Exercise instructions >> Search the records that follow and extract every line containing the string "ylabel".

######

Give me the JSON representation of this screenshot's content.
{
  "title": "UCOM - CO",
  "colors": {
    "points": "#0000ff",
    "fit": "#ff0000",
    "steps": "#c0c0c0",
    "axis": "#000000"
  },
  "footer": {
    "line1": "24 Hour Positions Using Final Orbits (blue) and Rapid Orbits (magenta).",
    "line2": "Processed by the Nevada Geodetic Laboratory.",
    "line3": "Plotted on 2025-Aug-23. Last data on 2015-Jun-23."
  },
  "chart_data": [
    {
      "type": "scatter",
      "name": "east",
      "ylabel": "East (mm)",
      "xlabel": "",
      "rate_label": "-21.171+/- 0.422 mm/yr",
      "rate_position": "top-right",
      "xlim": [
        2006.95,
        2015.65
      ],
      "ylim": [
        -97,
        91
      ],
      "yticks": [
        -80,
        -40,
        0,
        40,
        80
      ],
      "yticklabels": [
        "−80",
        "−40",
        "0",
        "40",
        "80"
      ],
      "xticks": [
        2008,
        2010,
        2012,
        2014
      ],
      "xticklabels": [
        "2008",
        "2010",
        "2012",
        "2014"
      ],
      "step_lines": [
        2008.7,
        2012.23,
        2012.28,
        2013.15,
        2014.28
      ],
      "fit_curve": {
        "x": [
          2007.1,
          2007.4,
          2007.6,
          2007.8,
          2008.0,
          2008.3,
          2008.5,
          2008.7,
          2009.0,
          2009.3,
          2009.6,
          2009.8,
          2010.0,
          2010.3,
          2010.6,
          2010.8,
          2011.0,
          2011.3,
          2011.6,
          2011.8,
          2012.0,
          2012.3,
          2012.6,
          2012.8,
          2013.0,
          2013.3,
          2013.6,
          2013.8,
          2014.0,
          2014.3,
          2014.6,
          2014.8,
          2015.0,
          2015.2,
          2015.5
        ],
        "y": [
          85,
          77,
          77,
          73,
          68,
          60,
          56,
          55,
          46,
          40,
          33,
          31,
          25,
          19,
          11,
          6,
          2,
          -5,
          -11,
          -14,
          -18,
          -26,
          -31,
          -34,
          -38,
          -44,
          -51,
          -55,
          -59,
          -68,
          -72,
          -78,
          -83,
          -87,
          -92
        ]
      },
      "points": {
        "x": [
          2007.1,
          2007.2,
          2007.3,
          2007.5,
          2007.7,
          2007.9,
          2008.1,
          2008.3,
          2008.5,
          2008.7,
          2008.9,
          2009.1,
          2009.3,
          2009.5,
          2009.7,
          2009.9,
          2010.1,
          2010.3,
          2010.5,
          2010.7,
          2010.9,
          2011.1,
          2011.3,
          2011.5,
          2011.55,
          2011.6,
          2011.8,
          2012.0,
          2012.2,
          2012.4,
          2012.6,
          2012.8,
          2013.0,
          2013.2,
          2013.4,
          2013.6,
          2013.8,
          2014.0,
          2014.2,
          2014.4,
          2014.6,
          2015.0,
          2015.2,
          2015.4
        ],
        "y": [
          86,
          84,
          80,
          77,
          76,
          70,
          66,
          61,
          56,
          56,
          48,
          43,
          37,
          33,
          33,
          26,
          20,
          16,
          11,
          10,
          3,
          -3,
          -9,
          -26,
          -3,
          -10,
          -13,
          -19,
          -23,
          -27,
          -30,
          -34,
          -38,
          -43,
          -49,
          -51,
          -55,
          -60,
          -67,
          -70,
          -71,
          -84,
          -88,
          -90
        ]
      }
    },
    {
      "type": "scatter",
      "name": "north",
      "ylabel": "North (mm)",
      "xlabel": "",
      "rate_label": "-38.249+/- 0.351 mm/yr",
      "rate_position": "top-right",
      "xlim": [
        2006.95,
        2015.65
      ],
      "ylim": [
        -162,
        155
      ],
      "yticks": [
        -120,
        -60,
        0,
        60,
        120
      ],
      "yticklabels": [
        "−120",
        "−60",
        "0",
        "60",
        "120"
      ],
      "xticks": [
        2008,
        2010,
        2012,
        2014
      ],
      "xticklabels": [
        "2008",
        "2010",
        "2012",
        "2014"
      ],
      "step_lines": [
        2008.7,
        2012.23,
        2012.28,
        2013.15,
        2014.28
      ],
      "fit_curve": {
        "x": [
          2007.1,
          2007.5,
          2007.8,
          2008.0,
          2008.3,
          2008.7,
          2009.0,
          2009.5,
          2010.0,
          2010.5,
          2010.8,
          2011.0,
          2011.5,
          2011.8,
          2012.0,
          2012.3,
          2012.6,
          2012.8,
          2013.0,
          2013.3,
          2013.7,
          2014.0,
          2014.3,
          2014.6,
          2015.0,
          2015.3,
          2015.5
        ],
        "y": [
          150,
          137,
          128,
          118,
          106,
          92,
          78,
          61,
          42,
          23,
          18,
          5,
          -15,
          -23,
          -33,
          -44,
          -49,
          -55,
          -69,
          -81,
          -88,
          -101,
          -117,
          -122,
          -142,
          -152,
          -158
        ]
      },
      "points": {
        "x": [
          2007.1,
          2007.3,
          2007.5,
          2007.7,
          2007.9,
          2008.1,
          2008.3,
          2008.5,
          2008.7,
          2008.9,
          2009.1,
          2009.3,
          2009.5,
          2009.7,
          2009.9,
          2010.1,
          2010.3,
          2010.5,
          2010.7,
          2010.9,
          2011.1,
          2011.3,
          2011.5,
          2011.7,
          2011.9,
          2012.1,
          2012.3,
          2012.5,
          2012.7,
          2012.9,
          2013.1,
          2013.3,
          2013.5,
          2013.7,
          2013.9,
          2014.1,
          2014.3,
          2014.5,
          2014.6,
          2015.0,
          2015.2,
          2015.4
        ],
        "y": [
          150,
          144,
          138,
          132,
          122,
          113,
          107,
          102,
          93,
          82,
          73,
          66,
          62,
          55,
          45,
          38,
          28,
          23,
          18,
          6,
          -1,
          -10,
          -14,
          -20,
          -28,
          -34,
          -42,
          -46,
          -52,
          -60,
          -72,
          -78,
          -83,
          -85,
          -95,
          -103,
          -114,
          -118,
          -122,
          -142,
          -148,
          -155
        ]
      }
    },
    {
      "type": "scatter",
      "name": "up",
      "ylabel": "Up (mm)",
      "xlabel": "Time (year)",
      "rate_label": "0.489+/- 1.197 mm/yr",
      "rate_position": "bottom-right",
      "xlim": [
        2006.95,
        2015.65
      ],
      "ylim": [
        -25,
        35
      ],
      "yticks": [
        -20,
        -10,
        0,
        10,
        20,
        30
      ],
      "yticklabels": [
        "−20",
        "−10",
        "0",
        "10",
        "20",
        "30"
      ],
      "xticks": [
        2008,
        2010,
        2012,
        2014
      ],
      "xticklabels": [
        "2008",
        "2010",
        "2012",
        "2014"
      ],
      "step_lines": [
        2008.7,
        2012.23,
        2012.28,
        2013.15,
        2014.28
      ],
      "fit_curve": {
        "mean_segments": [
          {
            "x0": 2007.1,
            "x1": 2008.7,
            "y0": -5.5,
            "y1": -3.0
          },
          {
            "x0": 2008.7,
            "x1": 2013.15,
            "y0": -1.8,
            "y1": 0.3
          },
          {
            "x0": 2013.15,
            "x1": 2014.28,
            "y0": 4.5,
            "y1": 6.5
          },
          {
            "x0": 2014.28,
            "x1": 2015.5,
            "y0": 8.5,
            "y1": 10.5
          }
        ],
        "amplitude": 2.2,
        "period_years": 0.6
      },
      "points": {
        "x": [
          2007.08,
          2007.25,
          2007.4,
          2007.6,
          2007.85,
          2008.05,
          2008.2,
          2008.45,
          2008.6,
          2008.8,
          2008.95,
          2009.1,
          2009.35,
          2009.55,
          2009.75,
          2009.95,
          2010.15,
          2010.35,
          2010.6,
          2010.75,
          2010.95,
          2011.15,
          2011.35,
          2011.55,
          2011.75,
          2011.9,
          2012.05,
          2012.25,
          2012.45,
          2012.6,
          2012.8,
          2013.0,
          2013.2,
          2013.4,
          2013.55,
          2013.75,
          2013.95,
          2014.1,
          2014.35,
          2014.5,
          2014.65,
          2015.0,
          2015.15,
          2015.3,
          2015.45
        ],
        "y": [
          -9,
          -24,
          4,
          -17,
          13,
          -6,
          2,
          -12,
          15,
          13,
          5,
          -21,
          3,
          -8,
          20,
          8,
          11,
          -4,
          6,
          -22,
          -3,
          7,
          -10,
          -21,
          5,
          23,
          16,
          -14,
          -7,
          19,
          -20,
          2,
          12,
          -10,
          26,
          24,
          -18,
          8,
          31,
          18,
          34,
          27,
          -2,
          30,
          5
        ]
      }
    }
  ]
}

######

Response >>
      "ylabel": "East (mm)",
      "ylabel": "North (mm)",
      "ylabel": "Up (mm)",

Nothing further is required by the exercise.